FACTS AND PROCEDURAL BACKGROUND

I. Facts

A. The family , the trust and the trust amendment

Robert and Virginia Gorman (collectively, parents) married and had two children—appellant Susan Gorman Gerke (daughter) and respondent James Robert Gorman (son). Between them, daughter and son had three children of their own (collectively, grandchildren).

In 1996, the parents executed a family trust. The trust named the parents as co-trustees while both were alive, named the surviving parent as sole trustee should one of them die, and named son and daughter as co-trustees once both parents died. Ultimately, the trust provided that 82 percent of the trust's assets would be evenly split between son and daughter, and the remaining 18 percent would be evenly split among the grandchildren. Among other things, the trust provided that "[t]he trustee may permit any beneficiary to reside upon or occupy any real property in the Trust Estate or use any personal property in the Trust Estate, upon such terms, provisions or conditions as the Trustee determines."

In June 2009, Robert amended the trust. Instead of son and daughter being co-trustees following his death or incapacity, daughter was named as primary successor trustee and son as secondary successor trustee. By this time, Virginia had passed away and son had been convicted and imprisoned for felony child molestation.

We use the parents' first names for ease of reference. We mean no disrespect.

B. Daughter becomes trustee

Due to Robert's mental incapacity, daughter began serving as the trustee of the trust in June 2009, although she would sometimes consult with Robert. Robert was suffering from dementia, and at times it was so severe that he would think daughter was his girlfriend.

Between July 2009 and March 2011, daughter moved Robert into her home in northern California and cared for him. Between March 2011 and Robert's death in September 2015, daughter placed Robert in three different skilled nursing facilities. Daughter used trust assets to pay $220,551.20 for Robert's nursing care, but the trust suffered a $96,234.15 judgment after she left bills unpaid at the last facility.

In July 2012, daughter moved into her father's house on Golden Meadow Drive in Rancho Palos Verdes (the family home). The house was an asset of the trust. Daughter lived there without paying rent until July 2017.

Although the parties stipulated that daughter moved out in June 2017, the trial court found that she remained until July 2017 based on statements that she was still in the house at the end of June 2017, and that an unlawful detainer action had yet to be filed. Daughter does not challenge that finding on appeal.

◆ DATA ROWS ◆
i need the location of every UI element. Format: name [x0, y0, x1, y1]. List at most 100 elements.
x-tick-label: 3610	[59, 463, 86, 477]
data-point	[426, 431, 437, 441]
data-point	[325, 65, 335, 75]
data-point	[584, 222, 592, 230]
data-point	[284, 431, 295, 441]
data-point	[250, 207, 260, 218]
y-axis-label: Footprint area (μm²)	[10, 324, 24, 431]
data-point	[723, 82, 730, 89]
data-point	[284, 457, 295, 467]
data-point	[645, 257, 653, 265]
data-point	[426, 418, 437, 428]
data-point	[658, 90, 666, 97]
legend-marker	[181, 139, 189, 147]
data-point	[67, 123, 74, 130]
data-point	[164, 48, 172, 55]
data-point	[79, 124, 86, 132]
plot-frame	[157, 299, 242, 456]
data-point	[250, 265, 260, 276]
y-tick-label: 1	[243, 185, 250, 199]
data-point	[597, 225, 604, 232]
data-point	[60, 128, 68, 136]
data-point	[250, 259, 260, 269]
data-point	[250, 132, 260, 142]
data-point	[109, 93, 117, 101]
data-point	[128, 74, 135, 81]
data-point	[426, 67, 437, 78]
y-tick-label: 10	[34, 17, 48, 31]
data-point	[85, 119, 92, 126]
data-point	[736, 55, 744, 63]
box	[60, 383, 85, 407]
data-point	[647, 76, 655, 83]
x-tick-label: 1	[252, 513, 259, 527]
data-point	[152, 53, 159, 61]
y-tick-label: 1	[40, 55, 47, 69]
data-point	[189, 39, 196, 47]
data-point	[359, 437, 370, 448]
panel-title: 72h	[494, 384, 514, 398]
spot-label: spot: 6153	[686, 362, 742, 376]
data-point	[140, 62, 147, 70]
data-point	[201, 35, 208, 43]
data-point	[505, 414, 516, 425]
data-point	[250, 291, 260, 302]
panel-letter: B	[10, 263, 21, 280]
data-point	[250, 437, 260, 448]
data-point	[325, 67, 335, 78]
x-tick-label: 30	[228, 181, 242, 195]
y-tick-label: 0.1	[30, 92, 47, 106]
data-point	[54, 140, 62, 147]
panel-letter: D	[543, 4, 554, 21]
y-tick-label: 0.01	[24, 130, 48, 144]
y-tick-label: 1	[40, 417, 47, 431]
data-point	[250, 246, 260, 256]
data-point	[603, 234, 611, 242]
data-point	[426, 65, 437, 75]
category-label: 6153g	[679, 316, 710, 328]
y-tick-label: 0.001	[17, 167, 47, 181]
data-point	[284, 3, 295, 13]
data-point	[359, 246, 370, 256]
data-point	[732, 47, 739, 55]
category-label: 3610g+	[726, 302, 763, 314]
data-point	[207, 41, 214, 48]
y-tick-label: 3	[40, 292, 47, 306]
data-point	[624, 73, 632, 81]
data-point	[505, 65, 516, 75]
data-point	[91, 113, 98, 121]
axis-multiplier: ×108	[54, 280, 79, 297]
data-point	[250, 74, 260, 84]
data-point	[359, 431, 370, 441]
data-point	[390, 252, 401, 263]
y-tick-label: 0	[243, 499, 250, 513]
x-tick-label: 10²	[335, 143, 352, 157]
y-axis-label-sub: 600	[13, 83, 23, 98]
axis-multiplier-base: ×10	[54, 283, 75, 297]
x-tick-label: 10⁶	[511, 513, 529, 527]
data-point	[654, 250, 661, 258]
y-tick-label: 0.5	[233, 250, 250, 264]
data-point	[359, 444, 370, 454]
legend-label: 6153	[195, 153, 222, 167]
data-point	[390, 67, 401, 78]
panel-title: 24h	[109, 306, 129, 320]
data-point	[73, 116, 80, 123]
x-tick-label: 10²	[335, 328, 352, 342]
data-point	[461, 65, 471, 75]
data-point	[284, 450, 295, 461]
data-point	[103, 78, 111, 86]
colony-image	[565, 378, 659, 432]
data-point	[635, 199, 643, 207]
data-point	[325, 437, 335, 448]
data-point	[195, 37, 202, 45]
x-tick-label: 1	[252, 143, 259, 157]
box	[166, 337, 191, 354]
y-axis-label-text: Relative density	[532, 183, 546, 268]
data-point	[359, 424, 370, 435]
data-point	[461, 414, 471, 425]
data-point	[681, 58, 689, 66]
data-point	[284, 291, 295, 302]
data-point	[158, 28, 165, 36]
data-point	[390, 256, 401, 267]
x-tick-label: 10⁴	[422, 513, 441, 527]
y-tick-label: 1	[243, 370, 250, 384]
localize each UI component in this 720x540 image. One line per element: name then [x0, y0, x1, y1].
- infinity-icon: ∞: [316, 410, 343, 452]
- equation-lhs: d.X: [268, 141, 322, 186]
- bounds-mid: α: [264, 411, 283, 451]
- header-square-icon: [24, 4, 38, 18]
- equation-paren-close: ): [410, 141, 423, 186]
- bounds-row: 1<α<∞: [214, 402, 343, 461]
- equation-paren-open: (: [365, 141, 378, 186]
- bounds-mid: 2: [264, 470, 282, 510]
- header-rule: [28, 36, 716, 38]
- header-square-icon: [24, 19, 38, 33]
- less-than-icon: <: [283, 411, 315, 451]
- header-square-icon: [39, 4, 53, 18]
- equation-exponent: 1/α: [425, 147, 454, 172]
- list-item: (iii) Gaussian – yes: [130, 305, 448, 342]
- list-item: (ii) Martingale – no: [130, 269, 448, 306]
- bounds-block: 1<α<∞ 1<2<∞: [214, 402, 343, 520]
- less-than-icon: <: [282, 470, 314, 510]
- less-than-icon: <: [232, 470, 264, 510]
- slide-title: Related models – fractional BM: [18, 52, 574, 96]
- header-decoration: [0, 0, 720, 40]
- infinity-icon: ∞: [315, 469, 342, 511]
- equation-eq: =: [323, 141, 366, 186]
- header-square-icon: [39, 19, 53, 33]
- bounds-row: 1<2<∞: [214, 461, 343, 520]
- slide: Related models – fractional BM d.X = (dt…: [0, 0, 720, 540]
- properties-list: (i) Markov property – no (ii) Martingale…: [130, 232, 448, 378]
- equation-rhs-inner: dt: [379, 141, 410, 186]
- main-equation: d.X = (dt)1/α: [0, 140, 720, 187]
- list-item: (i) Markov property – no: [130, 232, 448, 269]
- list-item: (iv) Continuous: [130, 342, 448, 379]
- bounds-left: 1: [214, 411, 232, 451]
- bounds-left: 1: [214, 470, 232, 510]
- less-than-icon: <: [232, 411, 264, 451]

◆ EXERCISE AIM ◆
Extend the court's account of the Gorman family trust dispute, starting right after its final sentence.

◆ REPLY ◆
As of June 1, 2009 (right before daughter took over as trustee), the trust's assets included the family home, liquid assets of $574,759.55 in five different brokerage and bank accounts, monthly retirement-related income of $4,786.76 and quarterly dividend income of $681.12. By June 1, 2017, the trust's liquid assets had been depleted to $4,455.50; the trust owed $20,012.71 on a line of credit; the trust had not paid the property taxes on the family home since 2012; and, as noted above, the trust had suffered a $96,234.15 judgment. Bank records reflect that daughter wrote herself checks drawn on the trust-held accounts totaling $593,900; directly transferred $7,500 to one of her accounts; and used money from the trust-held accounts to pay for purchases from dozens of retailers, including Amazon.com, J. Crew and Williams-Sonoma.

II. Procedural Background

In January 2016, son filed a verified petition pursuant to Probate Code section 17200 alleging (1) breach of trust, (2) undue influence, and (3) elder abuse. He sought an accounting of the trust's assets and a copy of the trust documents. In a supplemental petition filed in August 2016, son asked the probate court to remove daughter as trustee and confirm him as the sole trustee.

All further statutory references are to the Probate Code unless otherwise indicated.

Daughter never filed any objections to son's petitions.

After several continuances, the court in October 2016 ordered daughter to produce an accounting of the trust's assets from June 2009 onward (that is, during the time she has served as trustee). The court set a deadline of December 30, 2016, and a hearing for February 7, 2017.

When daughter did not produce the court-ordered accounting by the February 2017 hearing, the court suspended daughter as trustee and appointed son as sole interim trustee so that son could prepare an accounting for the period of daughter's trusteeship. The court nevertheless gave daughter a further opportunity to file an accounting.

In March 2017, son filed a petition to surcharge daughter $1,649,808 based on alleged "breach of trust, self-dealing, and misappropriation of trust assets" in (1) using the trust's liquid assets for her personal use, (2) allowing the trust to suffer an adverse judgment and (3) living in the family home rent-free for nearly five years.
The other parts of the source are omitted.